● **Challenge**
Copy all lines that contain the word "cluster".

(Dataset items)
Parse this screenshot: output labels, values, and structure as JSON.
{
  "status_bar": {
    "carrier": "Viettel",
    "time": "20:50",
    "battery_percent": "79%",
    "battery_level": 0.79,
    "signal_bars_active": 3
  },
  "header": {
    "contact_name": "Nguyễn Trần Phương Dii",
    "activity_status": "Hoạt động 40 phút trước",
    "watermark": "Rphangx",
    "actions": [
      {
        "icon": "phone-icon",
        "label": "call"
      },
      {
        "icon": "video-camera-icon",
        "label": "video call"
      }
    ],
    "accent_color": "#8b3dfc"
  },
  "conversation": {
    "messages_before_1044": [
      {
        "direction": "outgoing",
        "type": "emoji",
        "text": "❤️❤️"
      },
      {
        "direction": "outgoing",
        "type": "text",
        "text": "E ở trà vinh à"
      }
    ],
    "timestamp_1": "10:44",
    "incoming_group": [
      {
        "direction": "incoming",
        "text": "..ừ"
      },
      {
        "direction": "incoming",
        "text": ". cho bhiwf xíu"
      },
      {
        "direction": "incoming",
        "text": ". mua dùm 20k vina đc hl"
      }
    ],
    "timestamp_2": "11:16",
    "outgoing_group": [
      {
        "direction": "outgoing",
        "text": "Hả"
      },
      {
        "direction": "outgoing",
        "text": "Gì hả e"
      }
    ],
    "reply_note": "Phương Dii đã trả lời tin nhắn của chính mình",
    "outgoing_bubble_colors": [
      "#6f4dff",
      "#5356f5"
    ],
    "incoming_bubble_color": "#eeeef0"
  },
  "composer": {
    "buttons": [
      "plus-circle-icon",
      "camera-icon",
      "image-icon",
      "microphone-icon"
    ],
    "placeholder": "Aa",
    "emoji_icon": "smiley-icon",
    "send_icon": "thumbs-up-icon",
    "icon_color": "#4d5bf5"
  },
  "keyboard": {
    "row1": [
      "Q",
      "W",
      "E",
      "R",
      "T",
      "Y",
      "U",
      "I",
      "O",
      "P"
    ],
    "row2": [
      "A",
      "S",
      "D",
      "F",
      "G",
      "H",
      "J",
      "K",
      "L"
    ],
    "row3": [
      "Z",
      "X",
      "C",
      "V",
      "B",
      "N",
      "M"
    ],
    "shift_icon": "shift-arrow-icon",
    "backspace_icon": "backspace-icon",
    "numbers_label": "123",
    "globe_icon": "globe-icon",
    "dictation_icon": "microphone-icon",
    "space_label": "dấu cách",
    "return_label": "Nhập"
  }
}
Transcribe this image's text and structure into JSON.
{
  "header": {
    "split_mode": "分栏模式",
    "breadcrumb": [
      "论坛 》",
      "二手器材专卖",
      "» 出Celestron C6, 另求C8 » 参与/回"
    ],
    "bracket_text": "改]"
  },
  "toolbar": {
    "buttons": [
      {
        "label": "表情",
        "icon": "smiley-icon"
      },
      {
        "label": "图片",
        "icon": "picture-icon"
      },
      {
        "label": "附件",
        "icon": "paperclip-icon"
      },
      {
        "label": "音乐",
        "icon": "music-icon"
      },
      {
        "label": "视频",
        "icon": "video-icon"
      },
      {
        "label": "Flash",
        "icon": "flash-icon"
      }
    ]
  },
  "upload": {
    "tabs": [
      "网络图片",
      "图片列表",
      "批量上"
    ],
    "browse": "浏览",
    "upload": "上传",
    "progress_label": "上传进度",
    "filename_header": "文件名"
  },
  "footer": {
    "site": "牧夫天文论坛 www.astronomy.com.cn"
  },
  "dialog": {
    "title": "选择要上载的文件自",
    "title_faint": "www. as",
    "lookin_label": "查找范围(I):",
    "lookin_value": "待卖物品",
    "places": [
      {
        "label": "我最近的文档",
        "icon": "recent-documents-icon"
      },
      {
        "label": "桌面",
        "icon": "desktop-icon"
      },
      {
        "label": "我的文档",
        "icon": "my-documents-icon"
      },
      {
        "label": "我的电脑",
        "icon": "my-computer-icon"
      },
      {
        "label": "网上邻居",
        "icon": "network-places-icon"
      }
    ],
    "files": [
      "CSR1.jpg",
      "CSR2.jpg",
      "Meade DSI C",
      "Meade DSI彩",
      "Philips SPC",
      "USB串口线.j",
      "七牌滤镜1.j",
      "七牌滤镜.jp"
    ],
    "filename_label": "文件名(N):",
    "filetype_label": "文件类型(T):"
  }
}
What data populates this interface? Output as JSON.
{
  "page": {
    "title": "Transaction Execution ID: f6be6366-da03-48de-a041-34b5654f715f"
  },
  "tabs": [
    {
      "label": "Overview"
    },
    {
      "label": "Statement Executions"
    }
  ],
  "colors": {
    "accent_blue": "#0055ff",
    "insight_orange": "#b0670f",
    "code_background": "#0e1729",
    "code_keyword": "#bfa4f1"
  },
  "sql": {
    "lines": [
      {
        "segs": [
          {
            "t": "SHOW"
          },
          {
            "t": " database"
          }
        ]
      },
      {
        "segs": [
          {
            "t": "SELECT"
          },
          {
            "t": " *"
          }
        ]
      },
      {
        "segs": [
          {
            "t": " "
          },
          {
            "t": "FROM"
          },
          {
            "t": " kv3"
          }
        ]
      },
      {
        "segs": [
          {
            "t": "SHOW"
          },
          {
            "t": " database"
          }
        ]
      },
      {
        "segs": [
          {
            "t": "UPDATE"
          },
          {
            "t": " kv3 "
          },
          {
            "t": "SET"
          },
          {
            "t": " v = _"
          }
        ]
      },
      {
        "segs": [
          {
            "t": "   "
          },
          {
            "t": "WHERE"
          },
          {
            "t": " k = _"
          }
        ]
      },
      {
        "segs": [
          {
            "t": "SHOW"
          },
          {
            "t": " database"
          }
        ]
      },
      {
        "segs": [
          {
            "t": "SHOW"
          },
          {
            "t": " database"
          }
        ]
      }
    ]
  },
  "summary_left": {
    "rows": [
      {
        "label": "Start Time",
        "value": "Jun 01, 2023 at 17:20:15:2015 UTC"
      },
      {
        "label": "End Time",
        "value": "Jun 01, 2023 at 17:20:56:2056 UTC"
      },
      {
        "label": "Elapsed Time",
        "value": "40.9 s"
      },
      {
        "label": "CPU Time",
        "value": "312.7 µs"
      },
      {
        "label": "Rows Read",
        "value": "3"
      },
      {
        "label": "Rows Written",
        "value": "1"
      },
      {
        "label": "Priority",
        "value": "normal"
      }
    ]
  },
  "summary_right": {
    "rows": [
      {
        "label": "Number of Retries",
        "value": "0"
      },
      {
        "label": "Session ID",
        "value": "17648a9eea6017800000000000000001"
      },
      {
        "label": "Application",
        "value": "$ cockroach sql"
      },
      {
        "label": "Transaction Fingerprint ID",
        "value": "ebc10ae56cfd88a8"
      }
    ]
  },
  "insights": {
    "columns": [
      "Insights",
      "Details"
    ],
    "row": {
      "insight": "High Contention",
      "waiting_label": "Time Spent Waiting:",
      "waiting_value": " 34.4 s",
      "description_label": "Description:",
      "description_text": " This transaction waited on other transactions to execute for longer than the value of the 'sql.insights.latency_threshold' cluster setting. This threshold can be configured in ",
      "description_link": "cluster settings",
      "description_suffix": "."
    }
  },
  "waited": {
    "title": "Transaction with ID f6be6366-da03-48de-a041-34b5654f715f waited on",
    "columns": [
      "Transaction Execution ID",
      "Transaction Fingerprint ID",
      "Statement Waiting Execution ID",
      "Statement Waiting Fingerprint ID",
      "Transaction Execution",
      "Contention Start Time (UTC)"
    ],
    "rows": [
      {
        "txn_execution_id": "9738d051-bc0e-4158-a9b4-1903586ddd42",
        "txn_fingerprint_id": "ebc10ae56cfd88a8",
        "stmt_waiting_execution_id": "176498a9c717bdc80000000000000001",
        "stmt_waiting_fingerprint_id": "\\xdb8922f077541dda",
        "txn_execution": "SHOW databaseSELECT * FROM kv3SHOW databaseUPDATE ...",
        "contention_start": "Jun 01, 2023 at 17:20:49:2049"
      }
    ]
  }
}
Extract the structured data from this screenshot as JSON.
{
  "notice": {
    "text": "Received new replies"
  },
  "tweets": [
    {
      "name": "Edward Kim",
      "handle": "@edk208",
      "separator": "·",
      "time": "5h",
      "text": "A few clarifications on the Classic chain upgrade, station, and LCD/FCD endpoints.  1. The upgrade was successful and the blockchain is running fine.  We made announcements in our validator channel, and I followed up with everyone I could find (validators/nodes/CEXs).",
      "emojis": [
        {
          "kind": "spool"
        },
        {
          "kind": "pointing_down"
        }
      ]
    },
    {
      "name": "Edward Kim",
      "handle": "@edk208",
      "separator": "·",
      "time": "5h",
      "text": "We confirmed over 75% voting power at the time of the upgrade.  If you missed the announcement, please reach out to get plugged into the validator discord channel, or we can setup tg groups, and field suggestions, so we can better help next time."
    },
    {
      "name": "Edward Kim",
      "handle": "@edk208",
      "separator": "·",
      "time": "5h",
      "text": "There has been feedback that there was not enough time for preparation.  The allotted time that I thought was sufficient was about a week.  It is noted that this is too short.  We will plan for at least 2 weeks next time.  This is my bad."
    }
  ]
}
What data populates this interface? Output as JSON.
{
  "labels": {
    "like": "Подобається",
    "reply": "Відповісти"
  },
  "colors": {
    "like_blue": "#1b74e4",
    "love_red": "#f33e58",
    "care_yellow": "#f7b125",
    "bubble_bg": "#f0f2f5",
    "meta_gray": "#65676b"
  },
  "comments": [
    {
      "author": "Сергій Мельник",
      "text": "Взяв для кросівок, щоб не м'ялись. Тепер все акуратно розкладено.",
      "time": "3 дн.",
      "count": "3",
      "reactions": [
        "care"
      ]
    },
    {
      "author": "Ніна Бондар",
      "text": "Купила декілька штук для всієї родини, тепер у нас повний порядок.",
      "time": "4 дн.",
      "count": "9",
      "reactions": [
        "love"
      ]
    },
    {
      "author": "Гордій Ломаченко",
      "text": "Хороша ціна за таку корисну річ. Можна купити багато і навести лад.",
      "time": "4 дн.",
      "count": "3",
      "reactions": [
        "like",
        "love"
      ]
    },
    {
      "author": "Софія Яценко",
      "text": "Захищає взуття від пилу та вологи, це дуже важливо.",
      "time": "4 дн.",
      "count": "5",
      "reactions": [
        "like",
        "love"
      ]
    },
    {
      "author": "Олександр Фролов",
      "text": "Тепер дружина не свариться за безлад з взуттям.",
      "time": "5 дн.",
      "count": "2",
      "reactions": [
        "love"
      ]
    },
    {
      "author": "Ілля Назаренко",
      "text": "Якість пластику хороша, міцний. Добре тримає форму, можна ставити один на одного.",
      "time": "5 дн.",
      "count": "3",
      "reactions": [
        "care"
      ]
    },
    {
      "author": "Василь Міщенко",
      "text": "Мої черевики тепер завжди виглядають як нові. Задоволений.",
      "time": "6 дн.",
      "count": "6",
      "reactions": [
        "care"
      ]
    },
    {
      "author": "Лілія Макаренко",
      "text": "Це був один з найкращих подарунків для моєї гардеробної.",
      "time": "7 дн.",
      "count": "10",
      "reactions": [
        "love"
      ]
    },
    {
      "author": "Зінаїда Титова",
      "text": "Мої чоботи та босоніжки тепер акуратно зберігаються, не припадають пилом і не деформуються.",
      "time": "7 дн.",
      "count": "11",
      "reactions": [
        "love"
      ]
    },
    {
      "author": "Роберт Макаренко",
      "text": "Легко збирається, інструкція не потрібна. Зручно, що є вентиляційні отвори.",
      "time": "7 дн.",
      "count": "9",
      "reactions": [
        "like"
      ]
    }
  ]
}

● **Answer to this task**
      "description_text": " This transaction waited on other transactions to execute for longer than the value of the 'sql.insights.latency_threshold' cluster setting. This threshold can be configured in ",
      "description_link": "cluster settings",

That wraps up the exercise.